WRITTEN REQUEST: Assemble all lines in which the string "according" appears.

========

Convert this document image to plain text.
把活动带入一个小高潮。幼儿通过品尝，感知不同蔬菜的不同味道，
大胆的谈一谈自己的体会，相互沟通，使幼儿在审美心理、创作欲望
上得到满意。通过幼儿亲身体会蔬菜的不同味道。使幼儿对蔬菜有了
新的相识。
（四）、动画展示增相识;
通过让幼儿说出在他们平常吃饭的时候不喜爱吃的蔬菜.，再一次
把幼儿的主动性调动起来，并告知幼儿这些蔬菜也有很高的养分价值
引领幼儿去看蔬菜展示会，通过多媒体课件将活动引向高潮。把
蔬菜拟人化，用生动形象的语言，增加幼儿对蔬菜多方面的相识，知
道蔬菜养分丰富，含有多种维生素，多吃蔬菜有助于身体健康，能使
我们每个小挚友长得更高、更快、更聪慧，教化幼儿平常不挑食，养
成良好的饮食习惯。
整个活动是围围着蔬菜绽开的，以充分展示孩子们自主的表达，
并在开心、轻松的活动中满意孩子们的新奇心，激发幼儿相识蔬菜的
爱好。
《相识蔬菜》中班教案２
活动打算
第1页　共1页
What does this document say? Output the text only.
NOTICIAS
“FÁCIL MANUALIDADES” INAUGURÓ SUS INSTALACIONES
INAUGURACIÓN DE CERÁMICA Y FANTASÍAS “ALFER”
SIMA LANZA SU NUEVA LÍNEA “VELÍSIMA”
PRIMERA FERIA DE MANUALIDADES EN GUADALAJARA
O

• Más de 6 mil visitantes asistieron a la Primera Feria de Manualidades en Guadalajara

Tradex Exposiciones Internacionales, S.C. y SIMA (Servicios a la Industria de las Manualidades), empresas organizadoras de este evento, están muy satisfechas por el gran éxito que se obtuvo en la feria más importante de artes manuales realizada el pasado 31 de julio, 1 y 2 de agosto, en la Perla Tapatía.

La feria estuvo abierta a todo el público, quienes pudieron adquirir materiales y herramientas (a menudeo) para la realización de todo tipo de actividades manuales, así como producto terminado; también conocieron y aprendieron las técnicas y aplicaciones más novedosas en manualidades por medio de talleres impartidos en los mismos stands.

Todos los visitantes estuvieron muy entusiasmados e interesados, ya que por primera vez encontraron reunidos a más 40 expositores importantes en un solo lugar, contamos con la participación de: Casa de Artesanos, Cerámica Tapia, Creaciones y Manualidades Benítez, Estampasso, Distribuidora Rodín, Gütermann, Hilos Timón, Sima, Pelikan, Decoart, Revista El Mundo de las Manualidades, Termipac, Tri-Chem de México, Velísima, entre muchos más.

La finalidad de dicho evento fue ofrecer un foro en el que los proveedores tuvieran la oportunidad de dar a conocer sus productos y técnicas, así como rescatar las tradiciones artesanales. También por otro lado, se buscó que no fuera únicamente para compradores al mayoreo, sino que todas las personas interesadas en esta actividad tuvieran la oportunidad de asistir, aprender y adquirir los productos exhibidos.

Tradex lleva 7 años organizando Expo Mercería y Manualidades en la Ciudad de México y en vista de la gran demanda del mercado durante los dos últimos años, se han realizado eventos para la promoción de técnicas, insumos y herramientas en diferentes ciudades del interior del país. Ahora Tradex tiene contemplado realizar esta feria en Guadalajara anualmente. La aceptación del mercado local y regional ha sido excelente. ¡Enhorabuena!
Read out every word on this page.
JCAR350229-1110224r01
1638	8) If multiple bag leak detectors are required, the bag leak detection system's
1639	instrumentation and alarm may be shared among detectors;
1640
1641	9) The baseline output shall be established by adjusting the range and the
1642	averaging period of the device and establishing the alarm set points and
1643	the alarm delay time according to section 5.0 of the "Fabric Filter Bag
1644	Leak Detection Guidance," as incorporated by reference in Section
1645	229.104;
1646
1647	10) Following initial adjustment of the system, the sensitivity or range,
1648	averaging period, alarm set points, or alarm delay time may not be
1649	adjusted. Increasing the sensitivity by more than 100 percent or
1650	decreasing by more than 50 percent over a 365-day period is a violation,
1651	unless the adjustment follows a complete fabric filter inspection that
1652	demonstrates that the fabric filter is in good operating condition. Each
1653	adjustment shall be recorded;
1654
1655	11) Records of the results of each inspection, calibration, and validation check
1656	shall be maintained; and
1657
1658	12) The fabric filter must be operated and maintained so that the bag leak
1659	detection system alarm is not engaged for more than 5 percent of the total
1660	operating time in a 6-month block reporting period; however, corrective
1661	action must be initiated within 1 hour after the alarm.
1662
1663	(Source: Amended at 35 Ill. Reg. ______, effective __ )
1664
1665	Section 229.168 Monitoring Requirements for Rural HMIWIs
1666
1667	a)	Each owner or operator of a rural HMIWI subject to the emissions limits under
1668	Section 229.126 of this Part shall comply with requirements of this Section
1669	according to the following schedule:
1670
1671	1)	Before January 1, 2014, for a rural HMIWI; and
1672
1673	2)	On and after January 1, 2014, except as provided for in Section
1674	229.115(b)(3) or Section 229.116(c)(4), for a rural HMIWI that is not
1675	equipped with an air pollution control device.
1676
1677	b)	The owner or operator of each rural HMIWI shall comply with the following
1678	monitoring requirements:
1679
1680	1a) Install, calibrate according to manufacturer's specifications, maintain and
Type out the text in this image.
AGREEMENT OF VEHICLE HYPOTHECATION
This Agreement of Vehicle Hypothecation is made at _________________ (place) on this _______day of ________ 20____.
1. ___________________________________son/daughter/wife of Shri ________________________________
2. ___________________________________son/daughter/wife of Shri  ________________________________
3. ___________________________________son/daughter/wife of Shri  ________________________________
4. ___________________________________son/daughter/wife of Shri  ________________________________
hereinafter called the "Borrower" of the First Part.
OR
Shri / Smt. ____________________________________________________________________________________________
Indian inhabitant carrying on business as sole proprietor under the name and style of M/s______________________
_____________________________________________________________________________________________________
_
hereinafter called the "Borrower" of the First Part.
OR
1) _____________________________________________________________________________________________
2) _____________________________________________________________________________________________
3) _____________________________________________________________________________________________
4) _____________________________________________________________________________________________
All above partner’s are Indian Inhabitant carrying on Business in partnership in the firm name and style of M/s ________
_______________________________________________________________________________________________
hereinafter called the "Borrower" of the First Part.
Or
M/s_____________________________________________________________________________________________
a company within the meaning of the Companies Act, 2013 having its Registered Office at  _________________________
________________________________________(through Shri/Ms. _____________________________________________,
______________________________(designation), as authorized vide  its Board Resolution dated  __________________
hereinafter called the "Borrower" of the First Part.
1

========

RESULT BELOW:
1643	the alarm delay time according to section 5.0 of the "Fabric Filter Bag
1669	according to the following schedule:
1680	1a) Install, calibrate according to manufacturer's specifications, maintain and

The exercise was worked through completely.